___ Dataset excerpts

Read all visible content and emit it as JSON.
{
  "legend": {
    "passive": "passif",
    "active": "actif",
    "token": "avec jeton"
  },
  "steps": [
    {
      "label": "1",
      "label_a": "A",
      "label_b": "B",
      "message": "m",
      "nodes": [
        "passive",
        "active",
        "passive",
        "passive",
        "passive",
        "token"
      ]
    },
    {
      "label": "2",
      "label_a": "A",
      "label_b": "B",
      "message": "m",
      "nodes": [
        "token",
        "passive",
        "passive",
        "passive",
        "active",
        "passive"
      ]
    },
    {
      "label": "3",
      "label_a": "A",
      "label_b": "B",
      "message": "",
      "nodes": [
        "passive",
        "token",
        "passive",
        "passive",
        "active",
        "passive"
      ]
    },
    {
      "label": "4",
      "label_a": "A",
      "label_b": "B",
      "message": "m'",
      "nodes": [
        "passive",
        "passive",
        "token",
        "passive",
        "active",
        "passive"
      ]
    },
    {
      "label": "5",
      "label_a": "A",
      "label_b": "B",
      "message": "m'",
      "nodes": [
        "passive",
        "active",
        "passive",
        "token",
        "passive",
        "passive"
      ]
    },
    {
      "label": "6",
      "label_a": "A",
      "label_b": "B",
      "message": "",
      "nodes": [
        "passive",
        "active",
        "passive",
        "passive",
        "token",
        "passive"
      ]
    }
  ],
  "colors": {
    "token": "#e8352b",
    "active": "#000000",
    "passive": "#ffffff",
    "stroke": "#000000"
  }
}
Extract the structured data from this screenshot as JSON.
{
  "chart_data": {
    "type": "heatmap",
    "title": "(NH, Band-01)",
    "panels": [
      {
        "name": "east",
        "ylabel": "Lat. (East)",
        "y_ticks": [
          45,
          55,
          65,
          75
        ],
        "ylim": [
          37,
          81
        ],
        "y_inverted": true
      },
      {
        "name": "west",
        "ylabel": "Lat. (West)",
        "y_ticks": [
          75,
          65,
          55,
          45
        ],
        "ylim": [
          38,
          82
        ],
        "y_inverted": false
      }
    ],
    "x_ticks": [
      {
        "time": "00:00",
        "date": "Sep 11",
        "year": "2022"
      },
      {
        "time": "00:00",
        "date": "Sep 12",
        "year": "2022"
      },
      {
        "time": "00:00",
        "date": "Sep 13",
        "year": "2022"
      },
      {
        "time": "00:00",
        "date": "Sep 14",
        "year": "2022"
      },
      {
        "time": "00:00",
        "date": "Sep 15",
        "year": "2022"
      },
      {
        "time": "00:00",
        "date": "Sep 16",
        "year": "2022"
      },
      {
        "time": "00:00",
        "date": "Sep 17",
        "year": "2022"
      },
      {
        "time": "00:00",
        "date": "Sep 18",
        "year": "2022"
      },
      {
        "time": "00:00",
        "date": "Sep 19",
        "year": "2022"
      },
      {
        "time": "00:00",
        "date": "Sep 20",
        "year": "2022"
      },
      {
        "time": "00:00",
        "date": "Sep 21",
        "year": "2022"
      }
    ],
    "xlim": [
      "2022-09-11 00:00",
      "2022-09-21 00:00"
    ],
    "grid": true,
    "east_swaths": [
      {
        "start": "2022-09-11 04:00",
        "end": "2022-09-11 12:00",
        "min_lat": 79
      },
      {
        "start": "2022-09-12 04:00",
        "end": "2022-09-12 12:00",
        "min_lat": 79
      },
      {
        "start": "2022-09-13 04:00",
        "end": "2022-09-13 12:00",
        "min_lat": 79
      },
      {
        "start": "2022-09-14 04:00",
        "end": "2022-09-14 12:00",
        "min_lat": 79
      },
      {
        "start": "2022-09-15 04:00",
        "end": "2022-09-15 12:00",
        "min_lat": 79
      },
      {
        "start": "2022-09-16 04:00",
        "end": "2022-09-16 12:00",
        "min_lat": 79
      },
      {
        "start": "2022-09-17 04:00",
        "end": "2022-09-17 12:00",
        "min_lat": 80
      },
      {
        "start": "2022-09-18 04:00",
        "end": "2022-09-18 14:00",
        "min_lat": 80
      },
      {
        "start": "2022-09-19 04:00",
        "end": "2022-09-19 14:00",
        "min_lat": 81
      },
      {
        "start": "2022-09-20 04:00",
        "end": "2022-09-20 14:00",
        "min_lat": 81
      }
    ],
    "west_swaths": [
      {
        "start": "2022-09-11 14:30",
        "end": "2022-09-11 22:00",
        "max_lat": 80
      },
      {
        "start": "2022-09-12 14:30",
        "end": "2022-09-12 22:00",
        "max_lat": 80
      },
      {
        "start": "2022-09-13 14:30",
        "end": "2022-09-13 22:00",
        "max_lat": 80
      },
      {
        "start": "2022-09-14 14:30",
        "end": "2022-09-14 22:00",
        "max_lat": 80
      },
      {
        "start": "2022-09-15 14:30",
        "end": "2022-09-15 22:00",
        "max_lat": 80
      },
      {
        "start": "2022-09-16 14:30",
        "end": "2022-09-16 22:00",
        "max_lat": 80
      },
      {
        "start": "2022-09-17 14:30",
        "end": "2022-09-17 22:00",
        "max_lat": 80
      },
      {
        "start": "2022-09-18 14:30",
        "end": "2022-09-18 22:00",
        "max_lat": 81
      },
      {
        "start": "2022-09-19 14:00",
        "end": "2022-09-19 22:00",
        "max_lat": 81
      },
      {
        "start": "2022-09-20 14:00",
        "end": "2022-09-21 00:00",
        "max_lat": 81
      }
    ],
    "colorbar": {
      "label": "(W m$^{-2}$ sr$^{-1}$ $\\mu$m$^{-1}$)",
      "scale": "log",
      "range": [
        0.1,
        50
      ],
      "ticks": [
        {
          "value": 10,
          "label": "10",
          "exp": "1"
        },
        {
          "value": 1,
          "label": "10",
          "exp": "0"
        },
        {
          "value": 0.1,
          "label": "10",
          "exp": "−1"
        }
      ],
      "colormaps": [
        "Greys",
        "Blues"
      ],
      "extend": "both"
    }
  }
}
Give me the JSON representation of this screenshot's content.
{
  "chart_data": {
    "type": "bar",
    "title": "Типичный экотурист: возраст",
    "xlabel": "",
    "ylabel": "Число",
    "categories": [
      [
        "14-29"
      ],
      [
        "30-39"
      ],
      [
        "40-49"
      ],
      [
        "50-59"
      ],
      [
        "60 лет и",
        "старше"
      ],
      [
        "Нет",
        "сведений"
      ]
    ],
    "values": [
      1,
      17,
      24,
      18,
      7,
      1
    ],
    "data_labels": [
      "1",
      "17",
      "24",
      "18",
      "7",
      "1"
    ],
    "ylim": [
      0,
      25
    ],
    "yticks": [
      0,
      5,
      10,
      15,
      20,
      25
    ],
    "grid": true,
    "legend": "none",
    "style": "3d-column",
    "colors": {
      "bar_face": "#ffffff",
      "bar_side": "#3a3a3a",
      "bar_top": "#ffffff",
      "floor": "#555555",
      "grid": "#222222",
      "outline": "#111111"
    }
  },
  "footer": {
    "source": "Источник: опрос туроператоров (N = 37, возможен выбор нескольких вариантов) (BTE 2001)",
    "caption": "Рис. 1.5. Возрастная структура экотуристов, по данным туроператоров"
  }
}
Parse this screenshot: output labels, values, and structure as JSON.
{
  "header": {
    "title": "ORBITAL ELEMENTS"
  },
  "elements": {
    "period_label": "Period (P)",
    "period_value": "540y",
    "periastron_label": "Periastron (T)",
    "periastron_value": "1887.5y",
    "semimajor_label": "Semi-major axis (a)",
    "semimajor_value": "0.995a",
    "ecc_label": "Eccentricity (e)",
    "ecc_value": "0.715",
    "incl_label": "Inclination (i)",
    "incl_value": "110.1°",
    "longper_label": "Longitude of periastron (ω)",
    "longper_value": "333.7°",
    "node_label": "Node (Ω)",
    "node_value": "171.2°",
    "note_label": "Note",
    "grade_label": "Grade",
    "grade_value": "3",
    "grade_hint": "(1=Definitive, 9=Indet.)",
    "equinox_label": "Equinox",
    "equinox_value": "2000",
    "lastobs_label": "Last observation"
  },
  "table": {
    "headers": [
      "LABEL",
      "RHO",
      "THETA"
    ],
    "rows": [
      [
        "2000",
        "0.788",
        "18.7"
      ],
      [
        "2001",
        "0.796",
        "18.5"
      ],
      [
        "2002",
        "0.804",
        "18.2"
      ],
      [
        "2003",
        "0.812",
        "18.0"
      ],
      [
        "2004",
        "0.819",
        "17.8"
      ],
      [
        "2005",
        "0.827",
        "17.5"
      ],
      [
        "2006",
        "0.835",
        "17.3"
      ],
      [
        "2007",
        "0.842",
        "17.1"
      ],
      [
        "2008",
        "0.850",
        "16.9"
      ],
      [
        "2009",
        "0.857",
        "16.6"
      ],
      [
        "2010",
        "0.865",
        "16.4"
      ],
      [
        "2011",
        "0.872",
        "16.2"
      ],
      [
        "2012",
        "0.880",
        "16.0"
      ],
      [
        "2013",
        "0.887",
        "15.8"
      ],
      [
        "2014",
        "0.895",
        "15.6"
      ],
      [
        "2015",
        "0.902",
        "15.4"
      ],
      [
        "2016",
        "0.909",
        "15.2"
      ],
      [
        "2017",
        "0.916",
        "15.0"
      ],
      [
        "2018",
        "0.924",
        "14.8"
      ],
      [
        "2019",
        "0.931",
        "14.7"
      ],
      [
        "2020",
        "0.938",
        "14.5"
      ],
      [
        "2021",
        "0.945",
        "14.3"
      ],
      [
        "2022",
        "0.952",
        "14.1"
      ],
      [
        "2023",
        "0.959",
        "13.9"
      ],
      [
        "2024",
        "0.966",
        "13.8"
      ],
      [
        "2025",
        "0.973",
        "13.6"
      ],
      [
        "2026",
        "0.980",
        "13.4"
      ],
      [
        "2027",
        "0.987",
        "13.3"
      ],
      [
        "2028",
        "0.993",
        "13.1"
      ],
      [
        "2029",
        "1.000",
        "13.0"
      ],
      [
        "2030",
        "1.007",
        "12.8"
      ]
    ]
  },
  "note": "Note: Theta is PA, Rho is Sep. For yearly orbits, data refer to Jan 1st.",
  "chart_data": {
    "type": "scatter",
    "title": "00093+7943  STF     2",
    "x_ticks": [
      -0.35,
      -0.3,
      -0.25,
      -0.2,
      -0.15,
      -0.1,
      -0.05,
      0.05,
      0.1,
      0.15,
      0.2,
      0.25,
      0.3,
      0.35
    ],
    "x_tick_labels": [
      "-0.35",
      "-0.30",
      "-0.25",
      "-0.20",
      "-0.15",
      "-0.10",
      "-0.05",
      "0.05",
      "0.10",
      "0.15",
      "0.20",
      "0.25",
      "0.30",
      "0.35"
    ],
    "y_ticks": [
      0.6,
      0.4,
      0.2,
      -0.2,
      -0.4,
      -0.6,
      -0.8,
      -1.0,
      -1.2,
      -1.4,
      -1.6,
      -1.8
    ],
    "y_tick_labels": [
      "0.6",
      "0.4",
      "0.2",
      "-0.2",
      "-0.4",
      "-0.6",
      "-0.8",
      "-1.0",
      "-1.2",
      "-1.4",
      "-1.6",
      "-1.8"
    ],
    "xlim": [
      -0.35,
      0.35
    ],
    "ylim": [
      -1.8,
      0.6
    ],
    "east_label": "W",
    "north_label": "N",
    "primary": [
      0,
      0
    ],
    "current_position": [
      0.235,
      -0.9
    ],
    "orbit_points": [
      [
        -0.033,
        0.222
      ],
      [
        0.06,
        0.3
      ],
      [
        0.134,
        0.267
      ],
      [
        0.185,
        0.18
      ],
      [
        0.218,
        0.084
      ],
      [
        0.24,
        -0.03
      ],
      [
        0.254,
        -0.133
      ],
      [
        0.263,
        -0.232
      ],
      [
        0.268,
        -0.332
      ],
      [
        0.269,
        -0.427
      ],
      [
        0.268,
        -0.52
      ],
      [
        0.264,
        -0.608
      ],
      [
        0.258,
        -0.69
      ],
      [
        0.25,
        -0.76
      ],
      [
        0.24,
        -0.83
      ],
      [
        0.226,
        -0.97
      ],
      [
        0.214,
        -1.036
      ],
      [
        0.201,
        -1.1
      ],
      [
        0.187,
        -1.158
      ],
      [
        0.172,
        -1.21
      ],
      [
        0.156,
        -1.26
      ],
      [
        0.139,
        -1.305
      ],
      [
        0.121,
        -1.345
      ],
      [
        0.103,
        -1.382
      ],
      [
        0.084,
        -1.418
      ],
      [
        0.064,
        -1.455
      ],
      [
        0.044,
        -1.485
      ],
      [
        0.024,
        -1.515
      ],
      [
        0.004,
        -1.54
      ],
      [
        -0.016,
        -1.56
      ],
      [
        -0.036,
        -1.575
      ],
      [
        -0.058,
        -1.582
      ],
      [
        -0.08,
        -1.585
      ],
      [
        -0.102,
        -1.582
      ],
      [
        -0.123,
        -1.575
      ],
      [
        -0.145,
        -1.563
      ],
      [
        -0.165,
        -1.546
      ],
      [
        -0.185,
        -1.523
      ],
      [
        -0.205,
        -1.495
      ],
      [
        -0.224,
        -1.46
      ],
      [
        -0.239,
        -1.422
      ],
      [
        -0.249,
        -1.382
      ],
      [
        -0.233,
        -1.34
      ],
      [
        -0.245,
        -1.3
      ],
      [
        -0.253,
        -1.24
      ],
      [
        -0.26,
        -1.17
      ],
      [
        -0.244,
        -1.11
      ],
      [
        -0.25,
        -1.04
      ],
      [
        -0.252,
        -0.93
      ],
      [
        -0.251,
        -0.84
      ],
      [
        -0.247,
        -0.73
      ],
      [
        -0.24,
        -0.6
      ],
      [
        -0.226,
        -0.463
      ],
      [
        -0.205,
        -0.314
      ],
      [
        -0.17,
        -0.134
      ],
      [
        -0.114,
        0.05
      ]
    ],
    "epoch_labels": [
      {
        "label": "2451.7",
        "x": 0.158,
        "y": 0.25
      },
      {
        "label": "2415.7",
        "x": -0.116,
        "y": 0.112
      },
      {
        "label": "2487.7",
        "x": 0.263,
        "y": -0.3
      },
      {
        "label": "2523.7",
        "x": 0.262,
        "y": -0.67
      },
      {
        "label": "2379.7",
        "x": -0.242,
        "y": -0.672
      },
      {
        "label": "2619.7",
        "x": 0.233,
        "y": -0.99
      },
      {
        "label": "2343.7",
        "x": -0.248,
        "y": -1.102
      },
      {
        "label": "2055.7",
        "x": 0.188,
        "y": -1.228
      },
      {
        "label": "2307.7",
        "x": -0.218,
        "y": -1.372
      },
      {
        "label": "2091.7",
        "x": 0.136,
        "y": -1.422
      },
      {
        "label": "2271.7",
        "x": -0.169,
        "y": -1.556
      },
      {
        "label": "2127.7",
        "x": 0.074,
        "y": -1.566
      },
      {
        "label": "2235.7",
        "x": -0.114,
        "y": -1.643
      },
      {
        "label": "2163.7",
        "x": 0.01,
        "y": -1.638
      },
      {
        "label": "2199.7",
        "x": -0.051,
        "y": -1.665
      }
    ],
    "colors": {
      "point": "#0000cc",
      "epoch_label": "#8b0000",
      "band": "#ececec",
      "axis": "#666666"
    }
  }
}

______

**What to produce**
Look through the entries above and report each line where the string "ylabel" occurs.

**Correct response**
        "ylabel": "Lat. (East)",
        "ylabel": "Lat. (West)",
    "ylabel": "Число",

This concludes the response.